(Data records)
§

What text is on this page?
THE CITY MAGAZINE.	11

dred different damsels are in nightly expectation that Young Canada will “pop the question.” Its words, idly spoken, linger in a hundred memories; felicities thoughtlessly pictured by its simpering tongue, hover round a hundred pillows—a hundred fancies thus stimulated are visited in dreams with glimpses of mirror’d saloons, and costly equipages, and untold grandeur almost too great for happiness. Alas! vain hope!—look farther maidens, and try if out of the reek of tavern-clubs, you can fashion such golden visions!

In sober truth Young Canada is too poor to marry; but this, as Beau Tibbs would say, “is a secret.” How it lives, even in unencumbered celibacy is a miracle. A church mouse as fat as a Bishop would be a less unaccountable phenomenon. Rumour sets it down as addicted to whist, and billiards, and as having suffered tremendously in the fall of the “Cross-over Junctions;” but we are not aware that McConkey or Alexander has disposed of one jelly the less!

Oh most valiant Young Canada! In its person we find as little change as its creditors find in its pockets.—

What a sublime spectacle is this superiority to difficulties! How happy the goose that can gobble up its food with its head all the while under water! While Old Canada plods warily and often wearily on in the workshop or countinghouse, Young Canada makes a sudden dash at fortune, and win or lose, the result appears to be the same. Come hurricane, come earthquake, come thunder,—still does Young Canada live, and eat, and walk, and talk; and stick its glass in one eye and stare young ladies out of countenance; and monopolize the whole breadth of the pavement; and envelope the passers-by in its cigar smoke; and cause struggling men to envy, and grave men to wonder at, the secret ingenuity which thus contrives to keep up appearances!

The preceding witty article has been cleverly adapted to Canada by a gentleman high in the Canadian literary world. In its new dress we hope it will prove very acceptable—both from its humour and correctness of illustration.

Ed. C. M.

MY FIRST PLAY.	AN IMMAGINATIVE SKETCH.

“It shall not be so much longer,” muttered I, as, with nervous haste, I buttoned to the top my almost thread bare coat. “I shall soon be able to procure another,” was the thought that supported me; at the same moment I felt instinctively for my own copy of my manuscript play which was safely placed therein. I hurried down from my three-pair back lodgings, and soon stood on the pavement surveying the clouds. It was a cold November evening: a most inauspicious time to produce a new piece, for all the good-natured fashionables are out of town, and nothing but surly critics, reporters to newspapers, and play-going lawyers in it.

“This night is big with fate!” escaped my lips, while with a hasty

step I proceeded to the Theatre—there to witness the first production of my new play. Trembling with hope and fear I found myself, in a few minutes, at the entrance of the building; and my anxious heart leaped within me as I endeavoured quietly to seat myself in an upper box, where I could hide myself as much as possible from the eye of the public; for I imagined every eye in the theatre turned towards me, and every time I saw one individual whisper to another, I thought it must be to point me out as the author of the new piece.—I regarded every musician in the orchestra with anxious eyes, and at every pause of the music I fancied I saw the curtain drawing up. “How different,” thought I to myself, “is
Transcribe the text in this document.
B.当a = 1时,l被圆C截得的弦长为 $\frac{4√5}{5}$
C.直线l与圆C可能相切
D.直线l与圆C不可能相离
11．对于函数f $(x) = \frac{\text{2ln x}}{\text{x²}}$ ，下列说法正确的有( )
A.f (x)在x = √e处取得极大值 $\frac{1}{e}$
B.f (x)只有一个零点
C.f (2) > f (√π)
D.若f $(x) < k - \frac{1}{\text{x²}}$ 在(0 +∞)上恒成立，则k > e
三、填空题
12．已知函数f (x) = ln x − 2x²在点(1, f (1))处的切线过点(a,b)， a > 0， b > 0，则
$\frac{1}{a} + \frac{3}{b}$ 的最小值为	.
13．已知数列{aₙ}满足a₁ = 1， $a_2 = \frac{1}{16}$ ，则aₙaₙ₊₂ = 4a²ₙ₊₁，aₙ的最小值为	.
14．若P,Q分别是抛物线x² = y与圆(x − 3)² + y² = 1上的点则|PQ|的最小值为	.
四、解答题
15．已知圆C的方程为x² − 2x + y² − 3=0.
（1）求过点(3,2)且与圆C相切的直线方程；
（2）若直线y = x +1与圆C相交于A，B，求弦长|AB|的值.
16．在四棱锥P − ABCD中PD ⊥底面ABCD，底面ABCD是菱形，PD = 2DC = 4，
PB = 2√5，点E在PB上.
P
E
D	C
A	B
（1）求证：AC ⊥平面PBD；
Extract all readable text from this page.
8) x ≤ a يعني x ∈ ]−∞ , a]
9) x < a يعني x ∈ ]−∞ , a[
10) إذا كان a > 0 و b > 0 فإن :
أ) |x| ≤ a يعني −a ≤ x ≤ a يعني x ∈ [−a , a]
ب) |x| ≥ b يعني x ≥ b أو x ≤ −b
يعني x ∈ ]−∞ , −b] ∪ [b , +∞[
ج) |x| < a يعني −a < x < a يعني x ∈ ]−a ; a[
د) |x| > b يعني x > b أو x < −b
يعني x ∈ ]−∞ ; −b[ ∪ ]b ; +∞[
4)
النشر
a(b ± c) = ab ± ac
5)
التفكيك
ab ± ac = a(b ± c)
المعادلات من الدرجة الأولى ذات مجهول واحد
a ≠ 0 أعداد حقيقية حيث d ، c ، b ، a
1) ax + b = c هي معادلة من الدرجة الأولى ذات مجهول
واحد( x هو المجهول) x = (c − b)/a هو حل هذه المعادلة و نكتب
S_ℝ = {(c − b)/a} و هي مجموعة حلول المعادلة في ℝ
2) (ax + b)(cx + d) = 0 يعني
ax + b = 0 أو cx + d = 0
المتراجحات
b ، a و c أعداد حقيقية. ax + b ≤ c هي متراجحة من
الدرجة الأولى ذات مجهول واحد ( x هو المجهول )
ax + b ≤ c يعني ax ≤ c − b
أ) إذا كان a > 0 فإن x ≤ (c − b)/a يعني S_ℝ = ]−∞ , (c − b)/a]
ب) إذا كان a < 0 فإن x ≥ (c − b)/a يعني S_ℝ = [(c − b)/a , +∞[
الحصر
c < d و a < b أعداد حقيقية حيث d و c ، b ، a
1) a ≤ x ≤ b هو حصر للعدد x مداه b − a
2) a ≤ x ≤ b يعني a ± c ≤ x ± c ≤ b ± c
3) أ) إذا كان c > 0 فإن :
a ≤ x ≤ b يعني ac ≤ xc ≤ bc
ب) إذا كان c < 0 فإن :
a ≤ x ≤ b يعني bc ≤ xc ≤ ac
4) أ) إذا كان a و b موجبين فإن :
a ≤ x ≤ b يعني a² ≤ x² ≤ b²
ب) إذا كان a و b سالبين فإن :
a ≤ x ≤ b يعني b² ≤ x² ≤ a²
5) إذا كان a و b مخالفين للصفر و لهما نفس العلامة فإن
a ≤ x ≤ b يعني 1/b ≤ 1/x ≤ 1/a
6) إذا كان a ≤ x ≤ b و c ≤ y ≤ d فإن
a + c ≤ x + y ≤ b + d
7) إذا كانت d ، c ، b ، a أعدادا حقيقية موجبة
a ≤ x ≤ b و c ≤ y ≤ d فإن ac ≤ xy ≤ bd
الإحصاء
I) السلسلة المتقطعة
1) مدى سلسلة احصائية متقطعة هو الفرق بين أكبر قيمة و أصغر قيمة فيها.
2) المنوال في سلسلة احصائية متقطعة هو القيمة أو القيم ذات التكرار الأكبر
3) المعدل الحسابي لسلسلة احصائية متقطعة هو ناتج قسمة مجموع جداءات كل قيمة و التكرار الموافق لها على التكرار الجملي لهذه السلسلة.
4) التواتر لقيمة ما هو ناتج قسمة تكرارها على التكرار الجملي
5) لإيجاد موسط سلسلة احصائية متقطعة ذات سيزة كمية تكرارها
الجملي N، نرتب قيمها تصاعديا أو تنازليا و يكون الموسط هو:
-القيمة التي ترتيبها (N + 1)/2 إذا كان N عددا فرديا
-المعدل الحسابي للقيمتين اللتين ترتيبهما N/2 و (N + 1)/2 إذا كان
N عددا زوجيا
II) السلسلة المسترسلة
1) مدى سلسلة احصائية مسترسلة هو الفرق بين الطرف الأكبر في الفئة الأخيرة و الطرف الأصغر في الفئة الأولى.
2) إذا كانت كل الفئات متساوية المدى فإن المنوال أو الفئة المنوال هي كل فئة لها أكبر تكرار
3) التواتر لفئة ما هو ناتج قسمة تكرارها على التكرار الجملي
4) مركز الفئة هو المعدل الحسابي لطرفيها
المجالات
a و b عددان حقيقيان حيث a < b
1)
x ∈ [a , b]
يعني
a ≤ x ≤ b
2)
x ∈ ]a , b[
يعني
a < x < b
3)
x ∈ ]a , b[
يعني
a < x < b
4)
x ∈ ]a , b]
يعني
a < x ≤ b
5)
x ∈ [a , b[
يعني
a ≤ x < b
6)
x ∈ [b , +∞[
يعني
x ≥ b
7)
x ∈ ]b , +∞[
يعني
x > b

§

EXERCISE BRIEF: Only the number is wanted: how many lines of these entries contain the string "الحسابي"?

RESULT OF THIS TASK: 3